**Given instruction:** From the entries below, copy every line holding the word "JSON".

**Items:**
— Start —
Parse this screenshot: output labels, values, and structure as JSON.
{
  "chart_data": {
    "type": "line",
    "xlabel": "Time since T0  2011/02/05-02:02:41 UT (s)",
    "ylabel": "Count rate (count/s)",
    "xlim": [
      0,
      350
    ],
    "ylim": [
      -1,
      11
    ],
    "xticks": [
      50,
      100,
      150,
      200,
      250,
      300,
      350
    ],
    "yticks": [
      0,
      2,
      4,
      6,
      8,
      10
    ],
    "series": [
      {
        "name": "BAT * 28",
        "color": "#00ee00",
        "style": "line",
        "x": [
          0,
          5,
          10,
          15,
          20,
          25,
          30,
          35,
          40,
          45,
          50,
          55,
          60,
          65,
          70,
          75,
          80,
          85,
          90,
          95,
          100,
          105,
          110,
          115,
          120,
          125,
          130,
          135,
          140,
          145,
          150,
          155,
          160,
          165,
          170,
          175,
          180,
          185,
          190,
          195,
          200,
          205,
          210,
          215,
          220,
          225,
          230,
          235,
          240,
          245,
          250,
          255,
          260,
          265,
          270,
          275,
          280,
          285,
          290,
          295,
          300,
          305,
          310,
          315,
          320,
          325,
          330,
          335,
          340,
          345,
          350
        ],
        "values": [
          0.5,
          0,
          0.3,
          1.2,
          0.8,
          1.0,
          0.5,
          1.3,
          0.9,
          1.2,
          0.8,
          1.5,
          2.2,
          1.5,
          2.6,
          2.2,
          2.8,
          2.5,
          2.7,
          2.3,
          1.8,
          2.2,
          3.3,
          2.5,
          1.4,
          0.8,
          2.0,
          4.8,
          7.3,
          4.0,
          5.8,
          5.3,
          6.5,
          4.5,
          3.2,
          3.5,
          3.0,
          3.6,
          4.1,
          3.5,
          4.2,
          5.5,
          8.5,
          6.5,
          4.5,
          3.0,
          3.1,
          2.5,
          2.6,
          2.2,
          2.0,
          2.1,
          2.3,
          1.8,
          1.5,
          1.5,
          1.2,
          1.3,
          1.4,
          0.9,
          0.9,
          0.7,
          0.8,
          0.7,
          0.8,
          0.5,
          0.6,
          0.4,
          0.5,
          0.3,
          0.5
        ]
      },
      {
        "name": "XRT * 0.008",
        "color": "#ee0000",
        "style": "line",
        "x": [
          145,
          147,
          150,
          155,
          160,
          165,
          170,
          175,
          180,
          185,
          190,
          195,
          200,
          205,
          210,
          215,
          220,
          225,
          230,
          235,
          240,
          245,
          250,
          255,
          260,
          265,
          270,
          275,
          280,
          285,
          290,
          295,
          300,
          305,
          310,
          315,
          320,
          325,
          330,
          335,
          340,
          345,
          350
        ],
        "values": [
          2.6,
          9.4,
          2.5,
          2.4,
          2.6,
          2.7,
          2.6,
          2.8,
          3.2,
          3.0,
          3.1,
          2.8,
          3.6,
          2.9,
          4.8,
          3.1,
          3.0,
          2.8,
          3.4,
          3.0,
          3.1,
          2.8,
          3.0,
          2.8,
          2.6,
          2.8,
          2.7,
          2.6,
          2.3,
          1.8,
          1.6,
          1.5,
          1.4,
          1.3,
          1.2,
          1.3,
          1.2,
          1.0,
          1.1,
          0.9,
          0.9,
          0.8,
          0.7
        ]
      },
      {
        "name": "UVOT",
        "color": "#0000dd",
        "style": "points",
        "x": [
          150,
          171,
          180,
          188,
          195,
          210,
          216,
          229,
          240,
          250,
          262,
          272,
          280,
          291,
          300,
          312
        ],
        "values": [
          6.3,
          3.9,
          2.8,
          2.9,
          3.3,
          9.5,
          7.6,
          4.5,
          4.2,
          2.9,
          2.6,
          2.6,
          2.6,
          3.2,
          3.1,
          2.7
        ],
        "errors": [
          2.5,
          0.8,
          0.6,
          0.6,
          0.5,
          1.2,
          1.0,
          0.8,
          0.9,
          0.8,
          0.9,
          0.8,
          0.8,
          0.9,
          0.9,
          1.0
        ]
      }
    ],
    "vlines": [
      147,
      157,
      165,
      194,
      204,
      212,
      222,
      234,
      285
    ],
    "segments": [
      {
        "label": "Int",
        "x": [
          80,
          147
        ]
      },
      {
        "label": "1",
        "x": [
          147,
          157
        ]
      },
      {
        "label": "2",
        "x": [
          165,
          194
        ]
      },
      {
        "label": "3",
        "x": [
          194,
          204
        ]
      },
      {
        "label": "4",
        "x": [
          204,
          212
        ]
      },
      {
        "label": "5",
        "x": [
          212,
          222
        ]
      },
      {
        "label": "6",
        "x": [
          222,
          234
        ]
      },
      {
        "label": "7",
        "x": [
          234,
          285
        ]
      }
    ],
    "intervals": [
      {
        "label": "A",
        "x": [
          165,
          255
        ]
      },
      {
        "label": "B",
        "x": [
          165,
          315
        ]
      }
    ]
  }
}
— End —
— Start —
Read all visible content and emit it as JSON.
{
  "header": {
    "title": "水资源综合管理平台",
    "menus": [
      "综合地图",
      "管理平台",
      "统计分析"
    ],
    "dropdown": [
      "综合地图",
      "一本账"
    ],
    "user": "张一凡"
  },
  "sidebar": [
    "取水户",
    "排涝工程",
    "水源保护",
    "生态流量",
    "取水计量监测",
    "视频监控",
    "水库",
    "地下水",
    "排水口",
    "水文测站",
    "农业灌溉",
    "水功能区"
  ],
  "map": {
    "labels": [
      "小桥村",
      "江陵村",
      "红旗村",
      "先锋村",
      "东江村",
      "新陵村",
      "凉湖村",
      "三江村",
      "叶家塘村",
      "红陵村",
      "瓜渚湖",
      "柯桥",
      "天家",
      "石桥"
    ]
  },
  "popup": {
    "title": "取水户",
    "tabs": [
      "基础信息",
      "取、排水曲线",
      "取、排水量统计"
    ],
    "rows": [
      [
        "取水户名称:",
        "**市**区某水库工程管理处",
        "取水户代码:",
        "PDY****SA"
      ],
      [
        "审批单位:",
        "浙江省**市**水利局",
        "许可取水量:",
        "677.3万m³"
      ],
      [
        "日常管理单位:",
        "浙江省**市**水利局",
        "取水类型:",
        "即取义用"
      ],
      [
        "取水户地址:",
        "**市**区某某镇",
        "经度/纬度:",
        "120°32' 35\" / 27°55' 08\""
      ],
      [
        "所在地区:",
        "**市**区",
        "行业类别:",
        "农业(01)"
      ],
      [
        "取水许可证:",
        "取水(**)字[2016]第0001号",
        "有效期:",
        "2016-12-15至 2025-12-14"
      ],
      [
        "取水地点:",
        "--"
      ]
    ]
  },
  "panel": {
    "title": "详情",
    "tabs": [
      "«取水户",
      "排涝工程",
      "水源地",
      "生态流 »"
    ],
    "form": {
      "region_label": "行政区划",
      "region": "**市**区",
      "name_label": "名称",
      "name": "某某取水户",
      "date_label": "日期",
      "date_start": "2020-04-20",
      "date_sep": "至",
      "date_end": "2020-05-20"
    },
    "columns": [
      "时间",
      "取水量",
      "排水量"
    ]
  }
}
— End —
**Solution:**
Parse this screenshot: output labels, values, and structure as JSON.
Read all visible content and emit it as JSON.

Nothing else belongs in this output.